## Begin DATA FOR THIS EXERCISE
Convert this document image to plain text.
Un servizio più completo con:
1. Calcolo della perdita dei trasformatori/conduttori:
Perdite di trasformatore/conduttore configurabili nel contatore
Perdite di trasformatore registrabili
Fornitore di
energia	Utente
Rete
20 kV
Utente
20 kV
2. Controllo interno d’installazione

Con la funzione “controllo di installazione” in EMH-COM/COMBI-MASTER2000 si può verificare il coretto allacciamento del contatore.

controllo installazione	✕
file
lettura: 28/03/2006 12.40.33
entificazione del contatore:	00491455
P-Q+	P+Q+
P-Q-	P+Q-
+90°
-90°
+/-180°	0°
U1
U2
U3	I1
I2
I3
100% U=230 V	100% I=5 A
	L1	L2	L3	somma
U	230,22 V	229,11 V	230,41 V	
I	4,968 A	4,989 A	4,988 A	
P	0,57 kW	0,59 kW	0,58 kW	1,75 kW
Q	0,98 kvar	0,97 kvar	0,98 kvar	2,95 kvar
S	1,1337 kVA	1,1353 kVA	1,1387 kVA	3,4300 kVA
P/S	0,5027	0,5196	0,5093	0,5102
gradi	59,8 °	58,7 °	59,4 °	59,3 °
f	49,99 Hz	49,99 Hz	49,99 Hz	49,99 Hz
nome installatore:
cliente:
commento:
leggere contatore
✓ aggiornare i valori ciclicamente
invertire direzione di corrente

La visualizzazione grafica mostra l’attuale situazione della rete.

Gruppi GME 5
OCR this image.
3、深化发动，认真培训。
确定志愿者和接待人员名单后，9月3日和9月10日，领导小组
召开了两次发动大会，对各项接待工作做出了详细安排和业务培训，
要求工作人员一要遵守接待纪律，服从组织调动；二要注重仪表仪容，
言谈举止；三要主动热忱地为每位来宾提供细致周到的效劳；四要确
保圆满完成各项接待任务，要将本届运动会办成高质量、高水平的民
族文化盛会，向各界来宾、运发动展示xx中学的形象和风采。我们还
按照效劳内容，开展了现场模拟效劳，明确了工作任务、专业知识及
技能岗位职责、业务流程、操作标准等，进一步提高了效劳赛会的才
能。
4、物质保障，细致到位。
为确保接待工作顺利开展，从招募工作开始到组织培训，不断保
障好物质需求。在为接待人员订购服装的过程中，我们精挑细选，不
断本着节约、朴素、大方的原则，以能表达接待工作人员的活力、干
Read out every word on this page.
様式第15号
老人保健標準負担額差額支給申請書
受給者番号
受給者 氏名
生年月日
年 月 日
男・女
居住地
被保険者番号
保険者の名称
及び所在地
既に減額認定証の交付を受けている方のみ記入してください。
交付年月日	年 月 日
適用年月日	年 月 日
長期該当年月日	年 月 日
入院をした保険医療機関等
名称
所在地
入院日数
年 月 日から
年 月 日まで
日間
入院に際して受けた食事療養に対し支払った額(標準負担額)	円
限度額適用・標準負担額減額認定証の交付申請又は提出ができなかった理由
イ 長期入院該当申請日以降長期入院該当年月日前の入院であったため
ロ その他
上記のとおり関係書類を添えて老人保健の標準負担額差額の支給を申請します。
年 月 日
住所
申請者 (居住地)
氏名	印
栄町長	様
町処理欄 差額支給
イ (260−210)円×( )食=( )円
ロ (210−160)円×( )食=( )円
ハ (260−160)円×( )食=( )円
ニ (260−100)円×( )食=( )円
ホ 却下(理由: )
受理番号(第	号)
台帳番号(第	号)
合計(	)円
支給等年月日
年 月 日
## End DATA FOR THIS EXERCISE
TASK TO COMPLETE: The word "contatore" appears in how many lines of the data? Answer with only the number.

CORRECT ANSWER: 4